*Short problem*. Copy all lines that contain the word "работникам".

[Data records]
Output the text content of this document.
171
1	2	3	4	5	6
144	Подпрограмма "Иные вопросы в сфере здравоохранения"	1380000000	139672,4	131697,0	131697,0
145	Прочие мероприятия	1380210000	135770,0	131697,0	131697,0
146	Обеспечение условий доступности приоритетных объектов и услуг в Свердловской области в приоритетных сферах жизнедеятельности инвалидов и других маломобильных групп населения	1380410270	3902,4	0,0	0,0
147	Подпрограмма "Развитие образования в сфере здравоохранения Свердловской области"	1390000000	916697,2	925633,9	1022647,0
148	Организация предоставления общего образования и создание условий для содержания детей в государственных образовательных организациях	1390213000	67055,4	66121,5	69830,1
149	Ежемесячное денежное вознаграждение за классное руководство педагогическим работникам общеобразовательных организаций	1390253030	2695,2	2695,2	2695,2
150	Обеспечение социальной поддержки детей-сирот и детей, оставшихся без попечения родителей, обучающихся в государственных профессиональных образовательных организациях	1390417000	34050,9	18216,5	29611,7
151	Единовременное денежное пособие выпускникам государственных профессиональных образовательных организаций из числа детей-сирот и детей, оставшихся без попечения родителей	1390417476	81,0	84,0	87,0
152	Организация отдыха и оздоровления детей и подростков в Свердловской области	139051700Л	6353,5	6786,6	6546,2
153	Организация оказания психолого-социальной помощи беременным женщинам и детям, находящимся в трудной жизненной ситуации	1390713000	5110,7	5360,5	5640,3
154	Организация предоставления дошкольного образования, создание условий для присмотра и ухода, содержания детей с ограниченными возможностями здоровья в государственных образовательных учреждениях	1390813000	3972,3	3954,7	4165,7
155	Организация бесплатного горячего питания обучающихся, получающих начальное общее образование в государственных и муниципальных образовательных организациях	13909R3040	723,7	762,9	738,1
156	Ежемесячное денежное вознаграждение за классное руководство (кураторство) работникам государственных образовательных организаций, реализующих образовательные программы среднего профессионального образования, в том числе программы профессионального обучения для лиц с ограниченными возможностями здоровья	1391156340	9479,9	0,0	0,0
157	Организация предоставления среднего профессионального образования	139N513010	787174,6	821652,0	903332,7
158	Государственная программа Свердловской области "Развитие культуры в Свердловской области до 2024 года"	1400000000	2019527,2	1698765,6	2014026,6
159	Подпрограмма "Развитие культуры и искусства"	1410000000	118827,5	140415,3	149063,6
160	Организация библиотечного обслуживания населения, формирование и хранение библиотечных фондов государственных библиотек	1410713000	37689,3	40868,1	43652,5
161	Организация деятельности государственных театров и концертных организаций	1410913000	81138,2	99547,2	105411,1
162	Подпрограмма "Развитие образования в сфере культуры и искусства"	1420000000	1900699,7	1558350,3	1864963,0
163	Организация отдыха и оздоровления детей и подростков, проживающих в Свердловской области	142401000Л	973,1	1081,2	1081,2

*Worked solution*.
149	Ежемесячное денежное вознаграждение за классное руководство педагогическим работникам общеобразовательных организаций	1390253030	2695,2	2695,2	2695,2
156	Ежемесячное денежное вознаграждение за классное руководство (кураторство) работникам государственных образовательных организаций, реализующих образовательные программы среднего профессионального образования, в том числе программы профессионального обучения для лиц с ограниченными возможностями здоровья	1391156340	9479,9	0,0	0,0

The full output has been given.